▸ DIRECTION
Reproduce each of the following entries word for word, omitting the pictures from your answer.

▸ PROVIDED ENTRIES
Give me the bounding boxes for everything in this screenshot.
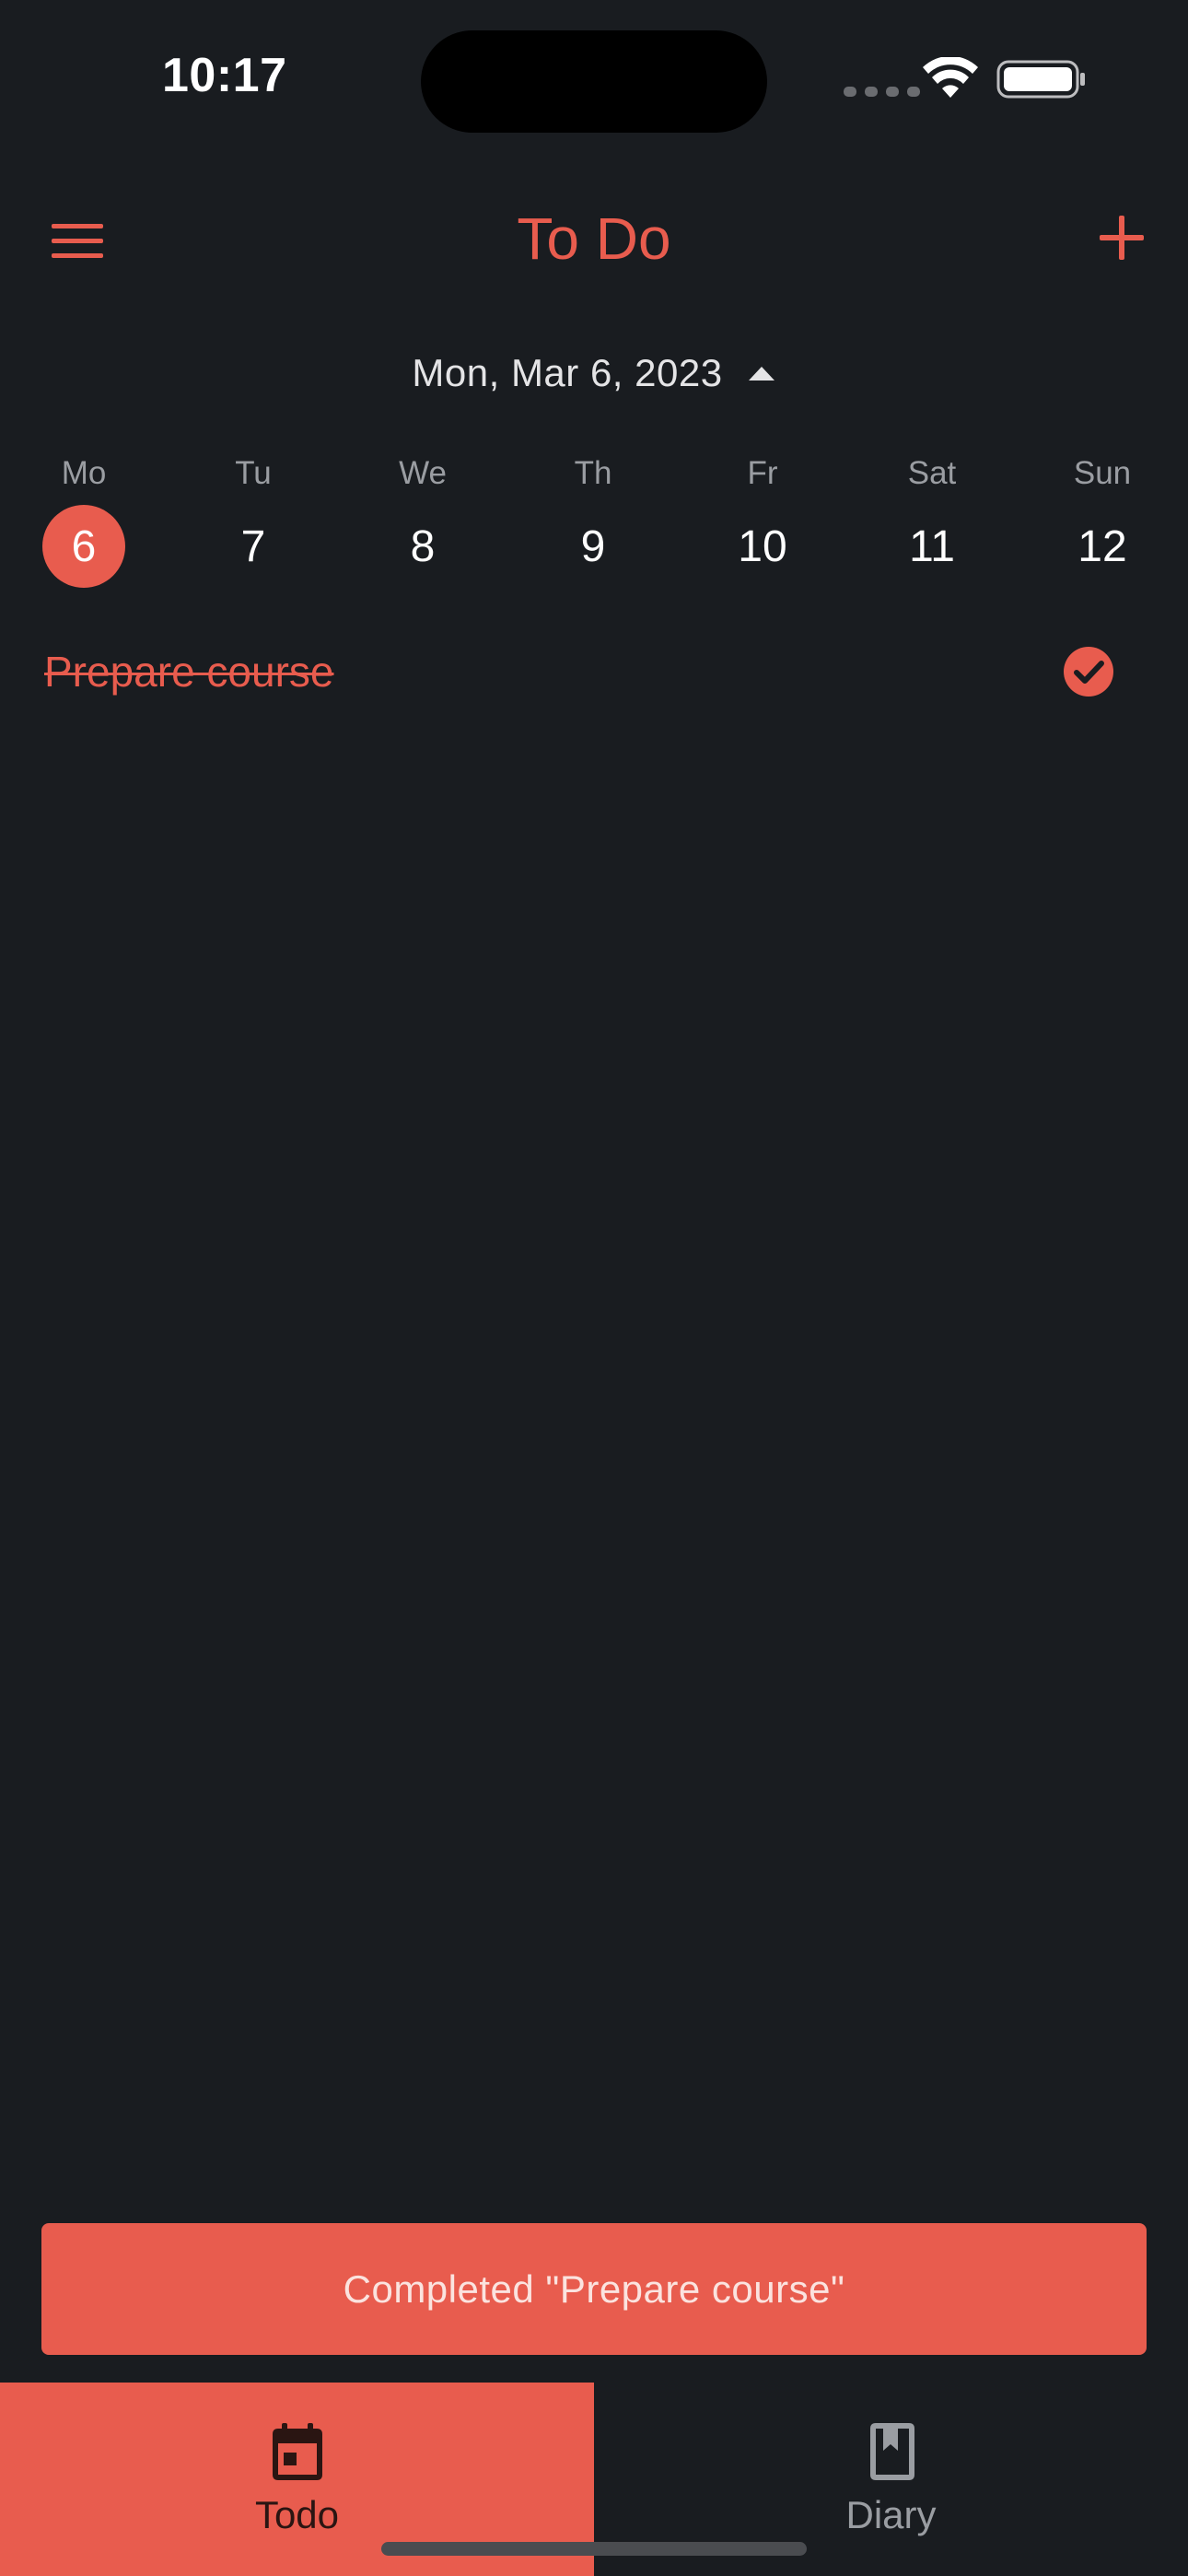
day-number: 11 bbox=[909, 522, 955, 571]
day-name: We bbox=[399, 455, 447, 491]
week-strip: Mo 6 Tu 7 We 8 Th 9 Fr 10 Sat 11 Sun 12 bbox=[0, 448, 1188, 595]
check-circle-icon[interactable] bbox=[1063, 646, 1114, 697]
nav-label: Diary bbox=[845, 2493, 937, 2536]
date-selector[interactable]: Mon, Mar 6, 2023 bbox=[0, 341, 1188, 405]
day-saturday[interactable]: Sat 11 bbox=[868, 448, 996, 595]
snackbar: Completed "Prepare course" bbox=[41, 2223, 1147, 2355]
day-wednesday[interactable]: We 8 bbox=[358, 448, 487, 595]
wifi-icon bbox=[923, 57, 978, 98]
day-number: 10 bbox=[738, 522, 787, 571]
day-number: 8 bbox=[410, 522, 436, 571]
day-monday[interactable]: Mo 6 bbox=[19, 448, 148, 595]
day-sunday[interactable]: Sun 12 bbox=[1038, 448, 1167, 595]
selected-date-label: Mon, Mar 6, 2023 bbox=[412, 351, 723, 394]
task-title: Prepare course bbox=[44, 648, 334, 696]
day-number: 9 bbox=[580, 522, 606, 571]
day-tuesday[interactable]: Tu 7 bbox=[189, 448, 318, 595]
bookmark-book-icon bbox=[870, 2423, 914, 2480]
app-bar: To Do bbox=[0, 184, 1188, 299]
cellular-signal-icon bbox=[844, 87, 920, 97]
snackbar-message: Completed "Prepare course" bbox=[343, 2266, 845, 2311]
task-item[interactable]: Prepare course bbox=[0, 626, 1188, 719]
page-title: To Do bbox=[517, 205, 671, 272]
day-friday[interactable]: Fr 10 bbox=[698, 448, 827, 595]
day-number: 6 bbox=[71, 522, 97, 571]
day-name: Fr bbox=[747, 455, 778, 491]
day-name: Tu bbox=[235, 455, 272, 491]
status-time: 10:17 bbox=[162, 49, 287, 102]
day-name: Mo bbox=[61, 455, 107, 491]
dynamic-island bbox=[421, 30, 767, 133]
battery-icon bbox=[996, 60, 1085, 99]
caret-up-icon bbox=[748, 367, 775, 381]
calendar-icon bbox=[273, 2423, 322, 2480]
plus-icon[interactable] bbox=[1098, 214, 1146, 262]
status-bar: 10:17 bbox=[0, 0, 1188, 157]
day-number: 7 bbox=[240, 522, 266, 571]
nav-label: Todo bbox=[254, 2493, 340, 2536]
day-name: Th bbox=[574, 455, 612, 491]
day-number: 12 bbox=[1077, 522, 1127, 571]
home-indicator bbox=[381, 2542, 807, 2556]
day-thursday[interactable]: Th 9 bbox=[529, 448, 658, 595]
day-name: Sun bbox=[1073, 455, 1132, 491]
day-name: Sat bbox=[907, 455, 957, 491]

▸ RESULT BELOW
Give me the bounding boxes for everything in this screenshot.
day-number: 11 bbox=[909, 522, 955, 571]
day-name: We bbox=[399, 455, 447, 491]
week-strip: Mo 6 Tu 7 We 8 Th 9 Fr 10 Sat 11 Sun 12 bbox=[0, 448, 1188, 595]
check-circle-icon[interactable] bbox=[1063, 646, 1114, 697]
nav-label: Diary bbox=[845, 2493, 937, 2536]
date-selector[interactable]: Mon, Mar 6, 2023 bbox=[0, 341, 1188, 405]
day-saturday[interactable]: Sat 11 bbox=[868, 448, 996, 595]
snackbar: Completed "Prepare course" bbox=[41, 2223, 1147, 2355]
day-wednesday[interactable]: We 8 bbox=[358, 448, 487, 595]
wifi-icon bbox=[923, 57, 978, 98]
day-number: 10 bbox=[738, 522, 787, 571]
day-number: 8 bbox=[410, 522, 436, 571]
day-monday[interactable]: Mo 6 bbox=[19, 448, 148, 595]
day-sunday[interactable]: Sun 12 bbox=[1038, 448, 1167, 595]
selected-date-label: Mon, Mar 6, 2023 bbox=[412, 351, 723, 394]
task-title: Prepare course bbox=[44, 648, 334, 696]
day-number: 9 bbox=[580, 522, 606, 571]
day-tuesday[interactable]: Tu 7 bbox=[189, 448, 318, 595]
bookmark-book-icon bbox=[870, 2423, 914, 2480]
app-bar: To Do bbox=[0, 184, 1188, 299]
cellular-signal-icon bbox=[844, 87, 920, 97]
snackbar-message: Completed "Prepare course" bbox=[343, 2266, 845, 2311]
task-item[interactable]: Prepare course bbox=[0, 626, 1188, 719]
page-title: To Do bbox=[517, 205, 671, 272]
day-friday[interactable]: Fr 10 bbox=[698, 448, 827, 595]
day-number: 6 bbox=[71, 522, 97, 571]
day-name: Fr bbox=[747, 455, 778, 491]
day-name: Tu bbox=[235, 455, 272, 491]
status-time: 10:17 bbox=[162, 49, 287, 102]
day-name: Mo bbox=[61, 455, 107, 491]
dynamic-island bbox=[421, 30, 767, 133]
battery-icon bbox=[996, 60, 1085, 99]
caret-up-icon bbox=[748, 367, 775, 381]
calendar-icon bbox=[273, 2423, 322, 2480]
plus-icon[interactable] bbox=[1098, 214, 1146, 262]
status-bar: 10:17 bbox=[0, 0, 1188, 157]
day-number: 7 bbox=[240, 522, 266, 571]
nav-label: Todo bbox=[254, 2493, 340, 2536]
day-name: Th bbox=[574, 455, 612, 491]
day-number: 12 bbox=[1077, 522, 1127, 571]
home-indicator bbox=[381, 2542, 807, 2556]
day-thursday[interactable]: Th 9 bbox=[529, 448, 658, 595]
day-name: Sun bbox=[1073, 455, 1132, 491]
day-name: Sat bbox=[907, 455, 957, 491]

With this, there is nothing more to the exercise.